PROBLEM STATEMENT: Show all lines holding the string "content".

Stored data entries

----

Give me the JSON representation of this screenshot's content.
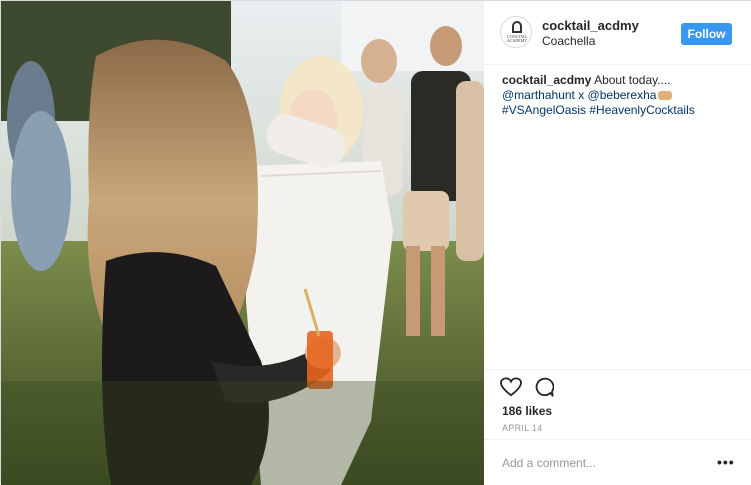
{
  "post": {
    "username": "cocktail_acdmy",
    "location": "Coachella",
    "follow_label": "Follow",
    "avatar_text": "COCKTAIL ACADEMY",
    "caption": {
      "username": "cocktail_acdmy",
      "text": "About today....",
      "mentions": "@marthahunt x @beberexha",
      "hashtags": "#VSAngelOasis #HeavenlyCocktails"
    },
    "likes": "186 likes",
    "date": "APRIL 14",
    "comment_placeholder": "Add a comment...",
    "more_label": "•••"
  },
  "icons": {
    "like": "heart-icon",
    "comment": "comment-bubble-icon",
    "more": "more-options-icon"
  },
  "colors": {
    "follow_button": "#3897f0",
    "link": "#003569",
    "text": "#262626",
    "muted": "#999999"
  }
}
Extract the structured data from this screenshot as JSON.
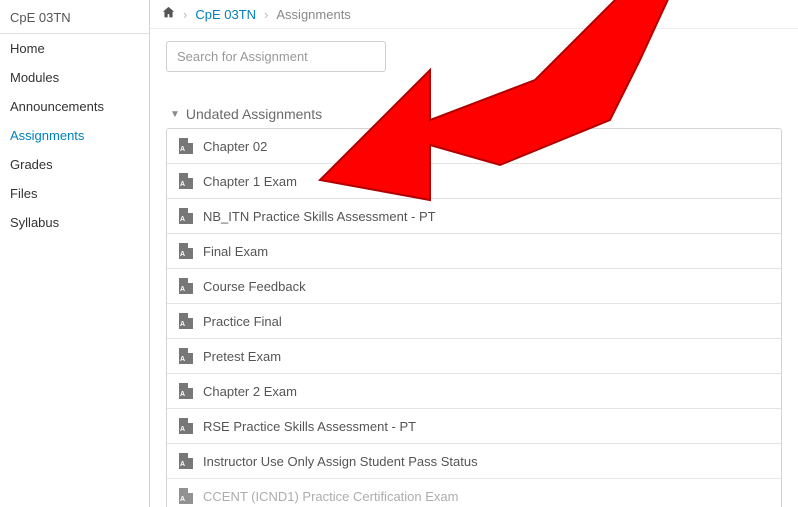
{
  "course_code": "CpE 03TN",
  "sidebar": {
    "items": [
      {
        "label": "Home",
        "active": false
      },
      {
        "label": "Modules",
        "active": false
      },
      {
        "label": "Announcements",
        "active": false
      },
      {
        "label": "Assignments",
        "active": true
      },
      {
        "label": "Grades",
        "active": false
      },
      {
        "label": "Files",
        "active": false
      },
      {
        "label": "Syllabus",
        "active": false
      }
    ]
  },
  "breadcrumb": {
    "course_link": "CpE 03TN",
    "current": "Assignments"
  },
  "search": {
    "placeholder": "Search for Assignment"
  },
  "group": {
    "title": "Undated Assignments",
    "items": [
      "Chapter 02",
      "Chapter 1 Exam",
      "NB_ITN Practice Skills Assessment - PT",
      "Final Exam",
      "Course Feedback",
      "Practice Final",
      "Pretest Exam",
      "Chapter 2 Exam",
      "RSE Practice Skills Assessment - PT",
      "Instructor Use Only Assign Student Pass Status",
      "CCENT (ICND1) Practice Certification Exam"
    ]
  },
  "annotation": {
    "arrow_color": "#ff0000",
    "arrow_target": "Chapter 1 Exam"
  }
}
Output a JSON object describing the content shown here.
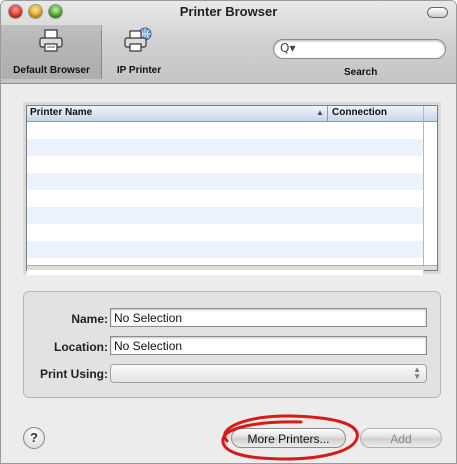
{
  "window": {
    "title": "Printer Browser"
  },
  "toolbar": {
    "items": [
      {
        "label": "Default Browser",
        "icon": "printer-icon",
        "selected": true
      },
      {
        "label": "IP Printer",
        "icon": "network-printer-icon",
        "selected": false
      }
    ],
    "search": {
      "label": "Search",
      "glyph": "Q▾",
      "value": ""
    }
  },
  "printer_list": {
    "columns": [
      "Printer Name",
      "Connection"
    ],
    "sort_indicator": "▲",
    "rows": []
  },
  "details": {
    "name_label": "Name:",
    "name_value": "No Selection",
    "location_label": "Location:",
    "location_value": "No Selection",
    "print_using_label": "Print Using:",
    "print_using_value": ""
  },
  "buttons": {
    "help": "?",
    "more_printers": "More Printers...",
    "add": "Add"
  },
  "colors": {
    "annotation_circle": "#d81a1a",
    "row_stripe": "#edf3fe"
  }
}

----

RESPONSE TO THIS TASK:
Give me the JSON representation of this screenshot's content.
Output a JSON object describing the content shown here.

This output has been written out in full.